* [WHAT IS EXPECTED] Write out the entire listing below exactly, with the pictures left out.

* [DATA SUPPLIED]

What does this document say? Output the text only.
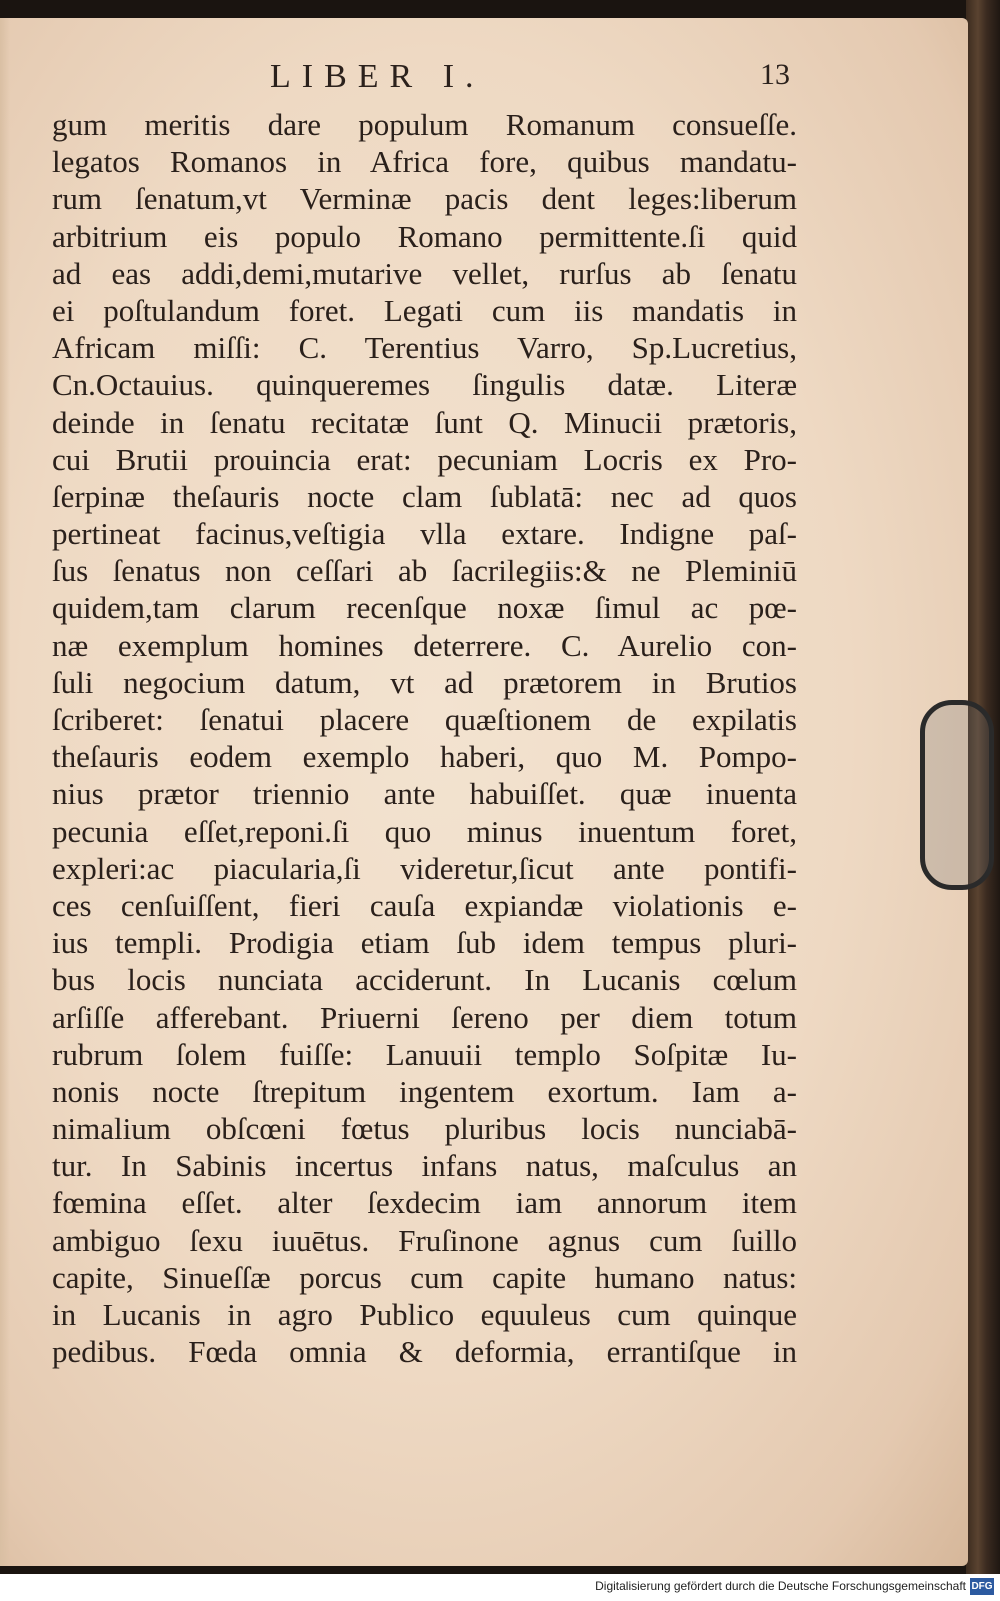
LIBER I.	13
gum meritis dare populum Romanum consueſſe.
legatos Romanos in Africa fore, quibus mandatu-
rum ſenatum,vt Verminæ pacis dent leges:liberum
arbitrium eis populo Romano permittente.ſi quid
ad eas addi,demi,mutarive vellet, rurſus ab ſenatu
ei poſtulandum foret. Legati cum iis mandatis in
Africam miſſi: C. Terentius Varro, Sp.Lucretius,
Cn.Octauius. quinqueremes ſingulis datæ. Literæ
deinde in ſenatu recitatæ ſunt Q. Minucii prætoris,
cui Brutii prouincia erat: pecuniam Locris ex Pro-
ſerpinæ theſauris nocte clam ſublatā: nec ad quos
pertineat facinus,veſtigia vlla extare. Indigne paſ-
ſus ſenatus non ceſſari ab ſacrilegiis:& ne Pleminiū
quidem,tam clarum recenſque noxæ ſimul ac pœ-
næ exemplum homines deterrere. C. Aurelio con-
ſuli negocium datum, vt ad prætorem in Brutios
ſcriberet: ſenatui placere quæſtionem de expilatis
theſauris eodem exemplo haberi, quo M. Pompo-
nius prætor triennio ante habuiſſet. quæ inuenta
pecunia eſſet,reponi.ſi quo minus inuentum foret,
expleri:ac piacularia,ſi videretur,ſicut ante pontifi-
ces cenſuiſſent, fieri cauſa expiandæ violationis e-
ius templi. Prodigia etiam ſub idem tempus pluri-
bus locis nunciata acciderunt. In Lucanis cœlum
arſiſſe afferebant. Priuerni ſereno per diem totum
rubrum ſolem fuiſſe: Lanuuii templo Soſpitæ Iu-
nonis nocte ſtrepitum ingentem exortum. Iam a-
nimalium obſcœni fœtus pluribus locis nunciabā-
tur. In Sabinis incertus infans natus, maſculus an
fœmina eſſet. alter ſexdecim iam annorum item
ambiguo ſexu iuuētus. Fruſinone agnus cum ſuillo
capite, Sinueſſæ porcus cum capite humano natus:
in Lucanis in agro Publico equuleus cum quinque
pedibus. Fœda omnia & deformia, errantiſque in
Digitalisierung gefördert durch die Deutsche Forschungsgemeinschaft DFG
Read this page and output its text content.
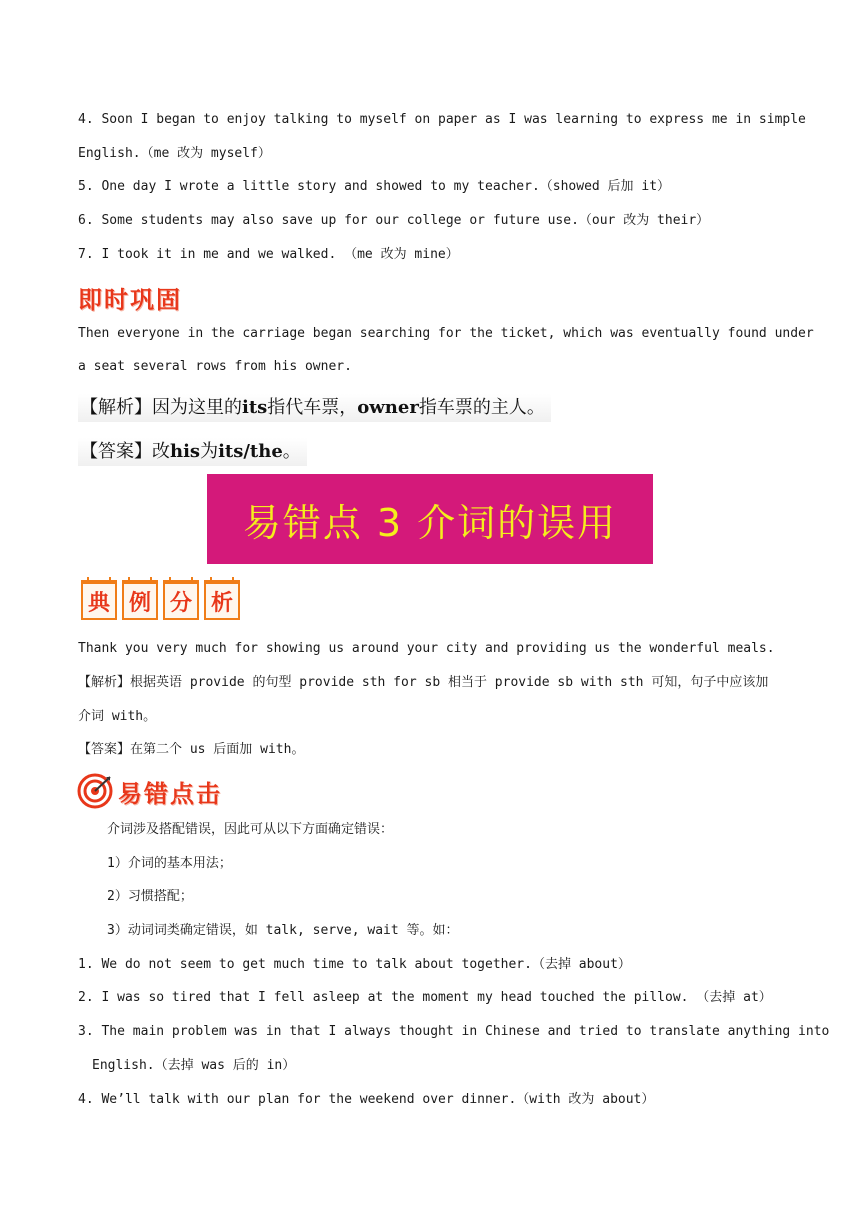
4. Soon I began to enjoy talking to myself on paper as I was learning to express me in simple
English.（me 改为 myself）
5. One day I wrote a little story and showed to my teacher.（showed 后加 it）
6. Some students may also save up for our college or future use.（our 改为 their）
7. I took it in me and we walked. （me 改为 mine）
即时巩固
Then everyone in the carriage began searching for the ticket, which was eventually found under
a seat several rows from his owner.
【解析】因为这里的its指代车票，owner指车票的主人。
【答案】改his为its/the。
易错点 3 介词的误用
典 例 分 析
Thank you very much for showing us around your city and providing us the wonderful meals.
【解析】根据英语 provide 的句型 provide sth for sb 相当于 provide sb with sth 可知，句子中应该加
介词 with。
【答案】在第二个 us 后面加 with。
易错点击
介词涉及搭配错误，因此可从以下方面确定错误：
1）介词的基本用法；
2）习惯搭配；
3）动词词类确定错误，如 talk, serve, wait 等。如：
1. We do not seem to get much time to talk about together.（去掉 about）
2. I was so tired that I fell asleep at the moment my head touched the pillow. （去掉 at）
3. The main problem was in that I always thought in Chinese and tried to translate anything into
English.（去掉 was 后的 in）
4. We’ll talk with our plan for the weekend over dinner.（with 改为 about）
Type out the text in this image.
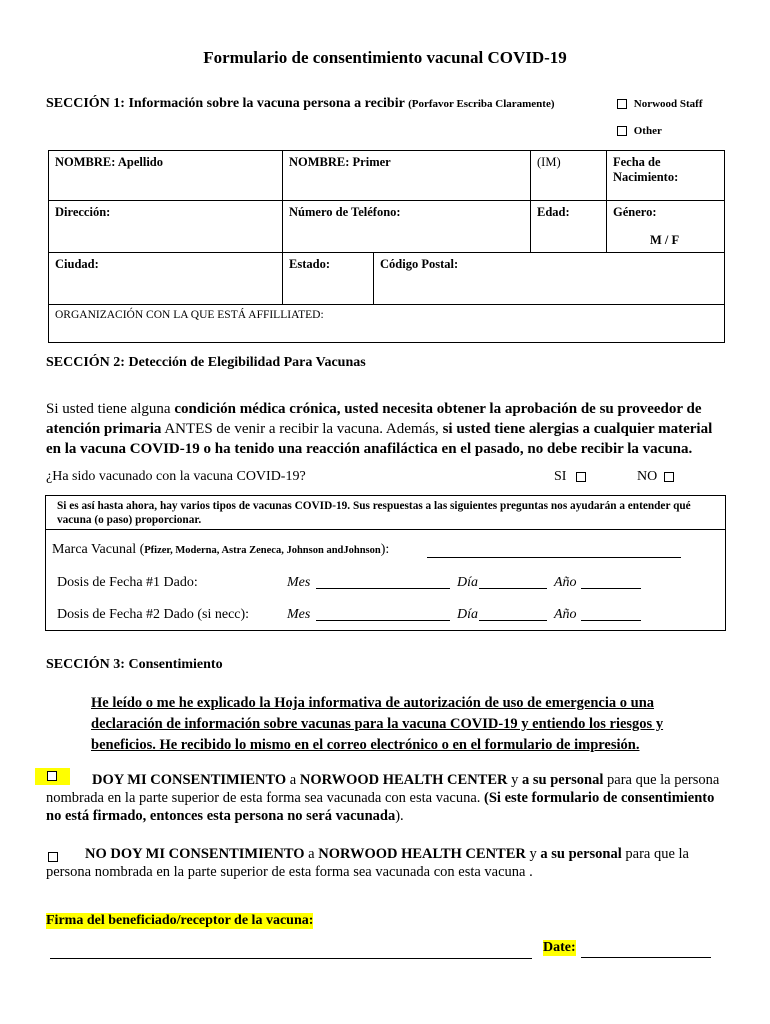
Formulario de consentimiento vacunal COVID-19
SECCIÓN 1: Información sobre la vacuna persona a recibir (Porfavor Escriba Claramente)	Norwood Staff
Other
NOMBRE: Apellido	NOMBRE: Primer	(IM)	Fecha de Nacimiento:
Dirección:	Número de Teléfono:	Edad:	Género:
M / F
Ciudad:	Estado:	Código Postal:
ORGANIZACIÓN CON LA QUE ESTÁ AFFILLIATED:
SECCIÓN 2: Detección de Elegibilidad Para Vacunas
Si usted tiene alguna condición médica crónica, usted necesita obtener la aprobación de su proveedor de atención primaria ANTES de venir a recibir la vacuna. Además, si usted tiene alergias a cualquier material en la vacuna COVID-19 o ha tenido una reacción anafiláctica en el pasado, no debe recibir la vacuna.
¿Ha sido vacunado con la vacuna COVID-19?	SI	NO
Si es así hasta ahora, hay varios tipos de vacunas COVID-19. Sus respuestas a las siguientes preguntas nos ayudarán a entender qué vacuna (o paso) proporcionar.
Marca Vacunal (Pfizer, Moderna, Astra Zeneca, Johnson andJohnson):
Dosis de Fecha #1 Dado:	Mes	Día	Año
Dosis de Fecha #2 Dado (si necc):	Mes	Día	Año
SECCIÓN 3: Consentimiento
He leído o me he explicado la Hoja informativa de autorización de uso de emergencia o una declaración de información sobre vacunas para la vacuna COVID-19 y entiendo los riesgos y beneficios. He recibido lo mismo en el correo electrónico o en el formulario de impresión.
DOY MI CONSENTIMIENTO a NORWOOD HEALTH CENTER y a su personal para que la persona nombrada en la parte superior de esta forma sea vacunada con esta vacuna. (Si este formulario de consentimiento no está firmado, entonces esta persona no será vacunada).
NO DOY MI CONSENTIMIENTO a NORWOOD HEALTH CENTER y a su personal para que la persona nombrada en la parte superior de esta forma sea vacunada con esta vacuna .
Firma del beneficiado/receptor de la vacuna:
Date:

* [WRITTEN RESPONSE]
What does this document say? Output the text only.
LIBER I.	13
gum meritis dare populum Romanum consueſſe.
legatos Romanos in Africa fore, quibus mandatu-
rum ſenatum,vt Verminæ pacis dent leges:liberum
arbitrium eis populo Romano permittente.ſi quid
ad eas addi,demi,mutarive vellet, rurſus ab ſenatu
ei poſtulandum foret. Legati cum iis mandatis in
Africam miſſi: C. Terentius Varro, Sp.Lucretius,
Cn.Octauius. quinqueremes ſingulis datæ. Literæ
deinde in ſenatu recitatæ ſunt Q. Minucii prætoris,
cui Brutii prouincia erat: pecuniam Locris ex Pro-
ſerpinæ theſauris nocte clam ſublatā: nec ad quos
pertineat facinus,veſtigia vlla extare. Indigne paſ-
ſus ſenatus non ceſſari ab ſacrilegiis:& ne Pleminiū
quidem,tam clarum recenſque noxæ ſimul ac pœ-
næ exemplum homines deterrere. C. Aurelio con-
ſuli negocium datum, vt ad prætorem in Brutios
ſcriberet: ſenatui placere quæſtionem de expilatis
theſauris eodem exemplo haberi, quo M. Pompo-
nius prætor triennio ante habuiſſet. quæ inuenta
pecunia eſſet,reponi.ſi quo minus inuentum foret,
expleri:ac piacularia,ſi videretur,ſicut ante pontifi-
ces cenſuiſſent, fieri cauſa expiandæ violationis e-
ius templi. Prodigia etiam ſub idem tempus pluri-
bus locis nunciata acciderunt. In Lucanis cœlum
arſiſſe afferebant. Priuerni ſereno per diem totum
rubrum ſolem fuiſſe: Lanuuii templo Soſpitæ Iu-
nonis nocte ſtrepitum ingentem exortum. Iam a-
nimalium obſcœni fœtus pluribus locis nunciabā-
tur. In Sabinis incertus infans natus, maſculus an
fœmina eſſet. alter ſexdecim iam annorum item
ambiguo ſexu iuuētus. Fruſinone agnus cum ſuillo
capite, Sinueſſæ porcus cum capite humano natus:
in Lucanis in agro Publico equuleus cum quinque
pedibus. Fœda omnia & deformia, errantiſque in
Digitalisierung gefördert durch die Deutsche Forschungsgemeinschaft DFG
Read this page and output its text content.
4. Soon I began to enjoy talking to myself on paper as I was learning to express me in simple
English.（me 改为 myself）
5. One day I wrote a little story and showed to my teacher.（showed 后加 it）
6. Some students may also save up for our college or future use.（our 改为 their）
7. I took it in me and we walked. （me 改为 mine）
即时巩固
Then everyone in the carriage began searching for the ticket, which was eventually found under
a seat several rows from his owner.
【解析】因为这里的its指代车票，owner指车票的主人。
【答案】改his为its/the。
易错点 3 介词的误用
典 例 分 析
Thank you very much for showing us around your city and providing us the wonderful meals.
【解析】根据英语 provide 的句型 provide sth for sb 相当于 provide sb with sth 可知，句子中应该加
介词 with。
【答案】在第二个 us 后面加 with。
易错点击
介词涉及搭配错误，因此可从以下方面确定错误：
1）介词的基本用法；
2）习惯搭配；
3）动词词类确定错误，如 talk, serve, wait 等。如：
1. We do not seem to get much time to talk about together.（去掉 about）
2. I was so tired that I fell asleep at the moment my head touched the pillow. （去掉 at）
3. The main problem was in that I always thought in Chinese and tried to translate anything into
English.（去掉 was 后的 in）
4. We’ll talk with our plan for the weekend over dinner.（with 改为 about）
Type out the text in this image.
Formulario de consentimiento vacunal COVID-19
SECCIÓN 1: Información sobre la vacuna persona a recibir (Porfavor Escriba Claramente)	Norwood Staff
Other
NOMBRE: Apellido	NOMBRE: Primer	(IM)	Fecha de Nacimiento:
Dirección:	Número de Teléfono:	Edad:	Género:
M / F
Ciudad:	Estado:	Código Postal:
ORGANIZACIÓN CON LA QUE ESTÁ AFFILLIATED:
SECCIÓN 2: Detección de Elegibilidad Para Vacunas
Si usted tiene alguna condición médica crónica, usted necesita obtener la aprobación de su proveedor de atención primaria ANTES de venir a recibir la vacuna. Además, si usted tiene alergias a cualquier material en la vacuna COVID-19 o ha tenido una reacción anafiláctica en el pasado, no debe recibir la vacuna.
¿Ha sido vacunado con la vacuna COVID-19?	SI	NO
Si es así hasta ahora, hay varios tipos de vacunas COVID-19. Sus respuestas a las siguientes preguntas nos ayudarán a entender qué vacuna (o paso) proporcionar.
Marca Vacunal (Pfizer, Moderna, Astra Zeneca, Johnson andJohnson):
Dosis de Fecha #1 Dado:	Mes	Día	Año
Dosis de Fecha #2 Dado (si necc):	Mes	Día	Año
SECCIÓN 3: Consentimiento
He leído o me he explicado la Hoja informativa de autorización de uso de emergencia o una declaración de información sobre vacunas para la vacuna COVID-19 y entiendo los riesgos y beneficios. He recibido lo mismo en el correo electrónico o en el formulario de impresión.
DOY MI CONSENTIMIENTO a NORWOOD HEALTH CENTER y a su personal para que la persona nombrada en la parte superior de esta forma sea vacunada con esta vacuna. (Si este formulario de consentimiento no está firmado, entonces esta persona no será vacunada).
NO DOY MI CONSENTIMIENTO a NORWOOD HEALTH CENTER y a su personal para que la persona nombrada en la parte superior de esta forma sea vacunada con esta vacuna .
Firma del beneficiado/receptor de la vacuna:
Date:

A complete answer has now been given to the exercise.